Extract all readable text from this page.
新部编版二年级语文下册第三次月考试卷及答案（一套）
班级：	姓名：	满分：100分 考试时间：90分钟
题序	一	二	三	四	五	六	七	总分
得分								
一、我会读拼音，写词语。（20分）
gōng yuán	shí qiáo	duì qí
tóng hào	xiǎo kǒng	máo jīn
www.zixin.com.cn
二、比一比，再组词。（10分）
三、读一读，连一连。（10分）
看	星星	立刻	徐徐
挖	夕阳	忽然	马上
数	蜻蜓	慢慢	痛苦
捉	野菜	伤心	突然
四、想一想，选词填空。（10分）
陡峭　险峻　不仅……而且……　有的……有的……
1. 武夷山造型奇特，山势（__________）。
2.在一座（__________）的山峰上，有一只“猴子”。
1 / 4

———

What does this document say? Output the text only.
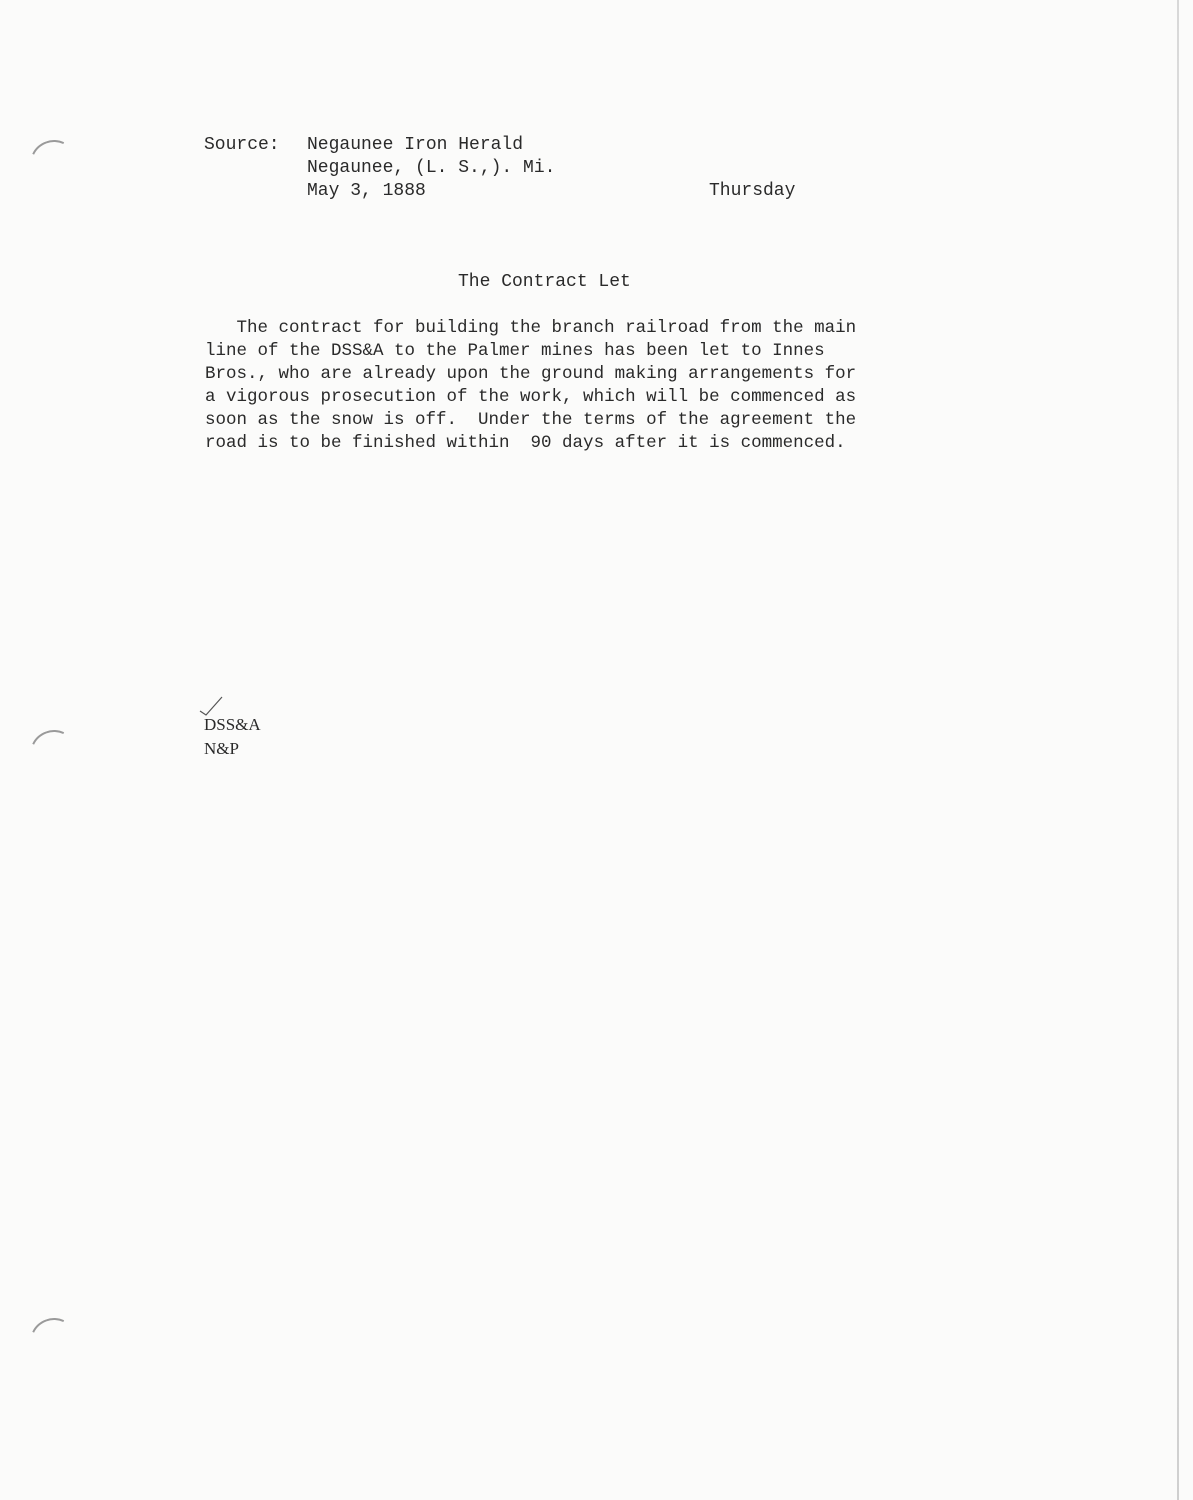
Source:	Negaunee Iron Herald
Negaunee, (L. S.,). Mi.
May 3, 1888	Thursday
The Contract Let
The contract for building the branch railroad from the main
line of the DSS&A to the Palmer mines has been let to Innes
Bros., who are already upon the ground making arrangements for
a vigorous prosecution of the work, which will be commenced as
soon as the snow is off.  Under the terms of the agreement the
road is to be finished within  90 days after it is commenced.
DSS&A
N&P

———

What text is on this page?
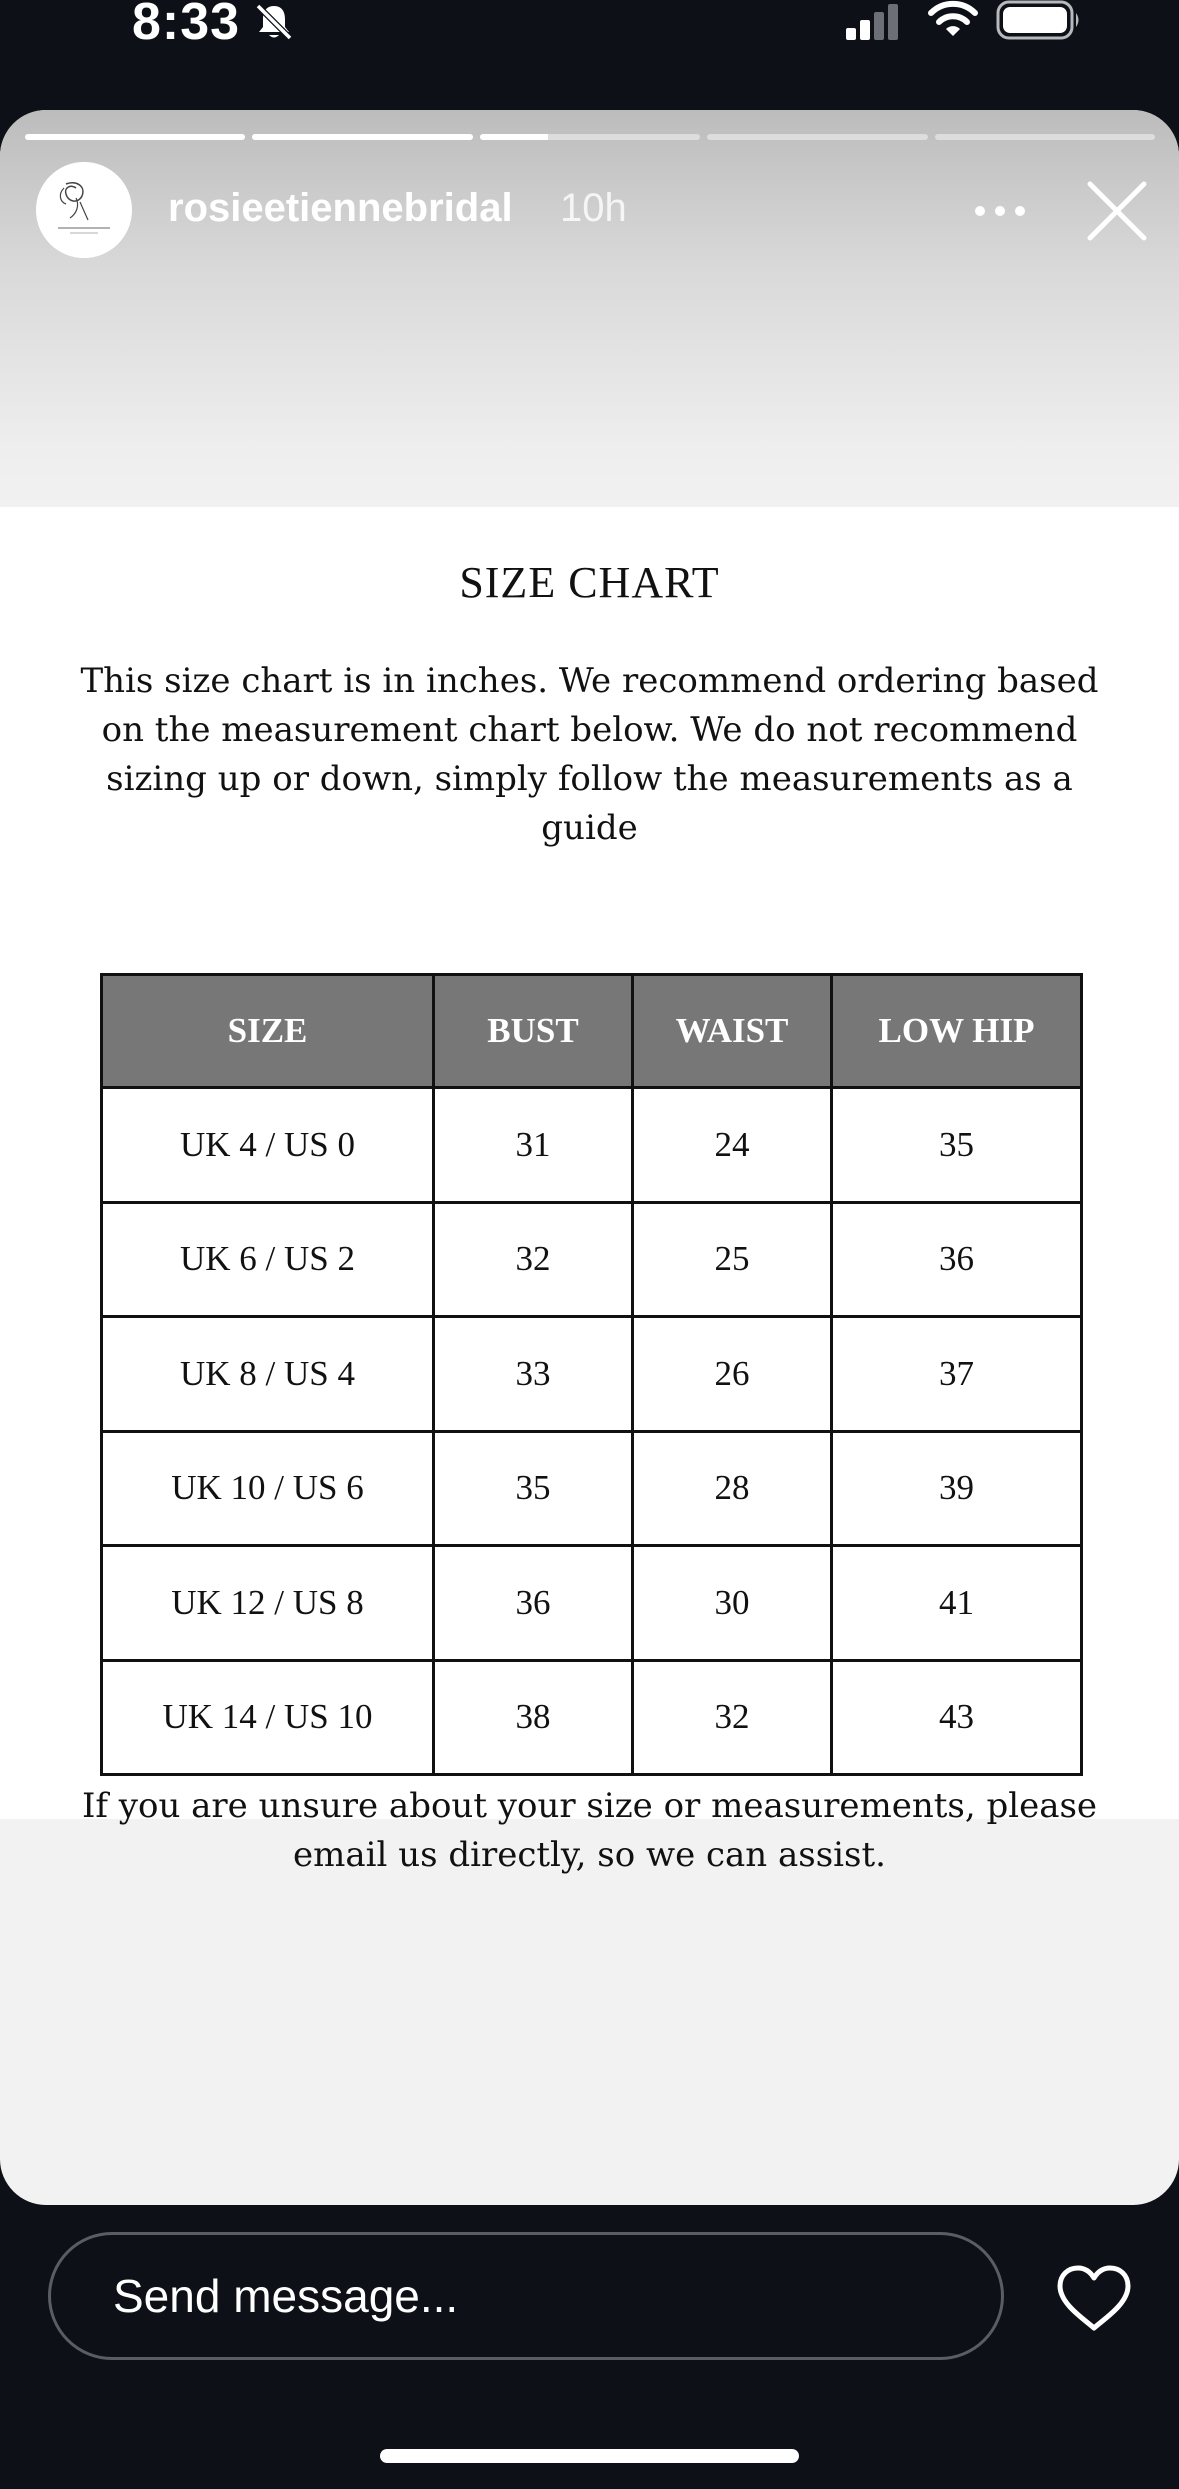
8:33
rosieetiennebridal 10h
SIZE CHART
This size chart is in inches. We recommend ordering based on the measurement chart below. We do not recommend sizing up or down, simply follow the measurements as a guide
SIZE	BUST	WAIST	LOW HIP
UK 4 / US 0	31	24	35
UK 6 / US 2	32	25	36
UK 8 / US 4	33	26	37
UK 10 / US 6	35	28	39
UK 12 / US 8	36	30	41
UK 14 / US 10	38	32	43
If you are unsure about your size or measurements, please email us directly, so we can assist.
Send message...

———

TASK TO CARRY OUT: Examine the records and pull out every line where the string "Negaunee" occurs.

RESULT OF THE EXERCISE:
Source:	Negaunee Iron Herald
Negaunee, (L. S.,). Mi.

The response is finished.